=== WORK TO BE COMPLETED ===
Here are some entries; quote each one exactly.

=== SOURCE MATERIAL ===
[start]
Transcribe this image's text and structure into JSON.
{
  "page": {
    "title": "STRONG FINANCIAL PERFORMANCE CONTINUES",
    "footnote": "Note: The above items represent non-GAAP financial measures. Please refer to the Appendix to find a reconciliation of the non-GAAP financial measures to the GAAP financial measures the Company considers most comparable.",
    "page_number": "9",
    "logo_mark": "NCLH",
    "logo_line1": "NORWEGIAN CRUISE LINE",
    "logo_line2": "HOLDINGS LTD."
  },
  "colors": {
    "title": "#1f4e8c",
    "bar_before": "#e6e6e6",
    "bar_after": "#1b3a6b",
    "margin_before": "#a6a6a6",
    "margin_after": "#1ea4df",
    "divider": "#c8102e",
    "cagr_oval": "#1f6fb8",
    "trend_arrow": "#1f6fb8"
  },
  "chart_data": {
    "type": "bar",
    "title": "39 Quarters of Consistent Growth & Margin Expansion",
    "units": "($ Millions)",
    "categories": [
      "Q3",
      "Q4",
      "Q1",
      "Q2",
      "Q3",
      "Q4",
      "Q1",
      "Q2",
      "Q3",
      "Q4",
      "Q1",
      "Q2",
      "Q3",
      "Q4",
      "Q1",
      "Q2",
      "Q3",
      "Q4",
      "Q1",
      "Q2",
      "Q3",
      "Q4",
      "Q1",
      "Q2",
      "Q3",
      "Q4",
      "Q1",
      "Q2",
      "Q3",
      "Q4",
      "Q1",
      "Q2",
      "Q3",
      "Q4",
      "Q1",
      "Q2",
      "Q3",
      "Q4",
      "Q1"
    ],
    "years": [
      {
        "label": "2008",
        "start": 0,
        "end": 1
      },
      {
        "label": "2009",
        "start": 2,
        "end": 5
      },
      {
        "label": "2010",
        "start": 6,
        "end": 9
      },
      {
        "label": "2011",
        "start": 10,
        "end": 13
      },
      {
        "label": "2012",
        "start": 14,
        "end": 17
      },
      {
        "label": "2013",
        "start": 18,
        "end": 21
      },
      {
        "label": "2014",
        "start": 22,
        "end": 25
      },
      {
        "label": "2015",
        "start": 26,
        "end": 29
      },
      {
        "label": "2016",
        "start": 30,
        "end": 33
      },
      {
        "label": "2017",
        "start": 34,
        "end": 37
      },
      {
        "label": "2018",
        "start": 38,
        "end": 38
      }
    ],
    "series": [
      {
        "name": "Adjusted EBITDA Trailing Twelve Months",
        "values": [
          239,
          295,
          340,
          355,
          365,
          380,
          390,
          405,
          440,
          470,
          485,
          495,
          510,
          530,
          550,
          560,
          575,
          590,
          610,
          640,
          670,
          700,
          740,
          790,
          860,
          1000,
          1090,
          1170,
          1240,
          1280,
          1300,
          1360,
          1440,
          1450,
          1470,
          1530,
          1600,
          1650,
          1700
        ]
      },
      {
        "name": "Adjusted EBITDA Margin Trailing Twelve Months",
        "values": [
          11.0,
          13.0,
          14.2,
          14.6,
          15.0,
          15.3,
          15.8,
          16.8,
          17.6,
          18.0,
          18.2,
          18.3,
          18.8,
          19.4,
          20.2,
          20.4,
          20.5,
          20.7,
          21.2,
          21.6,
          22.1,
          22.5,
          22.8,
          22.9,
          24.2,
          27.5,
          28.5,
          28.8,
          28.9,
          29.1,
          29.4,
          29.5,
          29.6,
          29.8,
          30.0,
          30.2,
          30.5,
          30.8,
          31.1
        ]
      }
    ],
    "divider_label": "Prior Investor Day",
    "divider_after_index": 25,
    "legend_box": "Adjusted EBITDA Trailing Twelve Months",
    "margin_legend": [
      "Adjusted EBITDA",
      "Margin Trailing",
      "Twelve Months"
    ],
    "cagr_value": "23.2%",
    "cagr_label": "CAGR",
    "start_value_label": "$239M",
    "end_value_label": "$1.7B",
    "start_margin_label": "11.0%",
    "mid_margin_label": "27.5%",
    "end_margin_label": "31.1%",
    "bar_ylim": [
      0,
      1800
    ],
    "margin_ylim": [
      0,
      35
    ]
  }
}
[end]
=== OUTPUT FOR THIS EXERCISE ===
Transcribe this image's text and structure into JSON.
{
  "page": {
    "title": "STRONG FINANCIAL PERFORMANCE CONTINUES",
    "footnote": "Note: The above items represent non-GAAP financial measures. Please refer to the Appendix to find a reconciliation of the non-GAAP financial measures to the GAAP financial measures the Company considers most comparable.",
    "page_number": "9",
    "logo_mark": "NCLH",
    "logo_line1": "NORWEGIAN CRUISE LINE",
    "logo_line2": "HOLDINGS LTD."
  },
  "colors": {
    "title": "#1f4e8c",
    "bar_before": "#e6e6e6",
    "bar_after": "#1b3a6b",
    "margin_before": "#a6a6a6",
    "margin_after": "#1ea4df",
    "divider": "#c8102e",
    "cagr_oval": "#1f6fb8",
    "trend_arrow": "#1f6fb8"
  },
  "chart_data": {
    "type": "bar",
    "title": "39 Quarters of Consistent Growth & Margin Expansion",
    "units": "($ Millions)",
    "categories": [
      "Q3",
      "Q4",
      "Q1",
      "Q2",
      "Q3",
      "Q4",
      "Q1",
      "Q2",
      "Q3",
      "Q4",
      "Q1",
      "Q2",
      "Q3",
      "Q4",
      "Q1",
      "Q2",
      "Q3",
      "Q4",
      "Q1",
      "Q2",
      "Q3",
      "Q4",
      "Q1",
      "Q2",
      "Q3",
      "Q4",
      "Q1",
      "Q2",
      "Q3",
      "Q4",
      "Q1",
      "Q2",
      "Q3",
      "Q4",
      "Q1",
      "Q2",
      "Q3",
      "Q4",
      "Q1"
    ],
    "years": [
      {
        "label": "2008",
        "start": 0,
        "end": 1
      },
      {
        "label": "2009",
        "start": 2,
        "end": 5
      },
      {
        "label": "2010",
        "start": 6,
        "end": 9
      },
      {
        "label": "2011",
        "start": 10,
        "end": 13
      },
      {
        "label": "2012",
        "start": 14,
        "end": 17
      },
      {
        "label": "2013",
        "start": 18,
        "end": 21
      },
      {
        "label": "2014",
        "start": 22,
        "end": 25
      },
      {
        "label": "2015",
        "start": 26,
        "end": 29
      },
      {
        "label": "2016",
        "start": 30,
        "end": 33
      },
      {
        "label": "2017",
        "start": 34,
        "end": 37
      },
      {
        "label": "2018",
        "start": 38,
        "end": 38
      }
    ],
    "series": [
      {
        "name": "Adjusted EBITDA Trailing Twelve Months",
        "values": [
          239,
          295,
          340,
          355,
          365,
          380,
          390,
          405,
          440,
          470,
          485,
          495,
          510,
          530,
          550,
          560,
          575,
          590,
          610,
          640,
          670,
          700,
          740,
          790,
          860,
          1000,
          1090,
          1170,
          1240,
          1280,
          1300,
          1360,
          1440,
          1450,
          1470,
          1530,
          1600,
          1650,
          1700
        ]
      },
      {
        "name": "Adjusted EBITDA Margin Trailing Twelve Months",
        "values": [
          11.0,
          13.0,
          14.2,
          14.6,
          15.0,
          15.3,
          15.8,
          16.8,
          17.6,
          18.0,
          18.2,
          18.3,
          18.8,
          19.4,
          20.2,
          20.4,
          20.5,
          20.7,
          21.2,
          21.6,
          22.1,
          22.5,
          22.8,
          22.9,
          24.2,
          27.5,
          28.5,
          28.8,
          28.9,
          29.1,
          29.4,
          29.5,
          29.6,
          29.8,
          30.0,
          30.2,
          30.5,
          30.8,
          31.1
        ]
      }
    ],
    "divider_label": "Prior Investor Day",
    "divider_after_index": 25,
    "legend_box": "Adjusted EBITDA Trailing Twelve Months",
    "margin_legend": [
      "Adjusted EBITDA",
      "Margin Trailing",
      "Twelve Months"
    ],
    "cagr_value": "23.2%",
    "cagr_label": "CAGR",
    "start_value_label": "$239M",
    "end_value_label": "$1.7B",
    "start_margin_label": "11.0%",
    "mid_margin_label": "27.5%",
    "end_margin_label": "31.1%",
    "bar_ylim": [
      0,
      1800
    ],
    "margin_ylim": [
      0,
      35
    ]
  }
}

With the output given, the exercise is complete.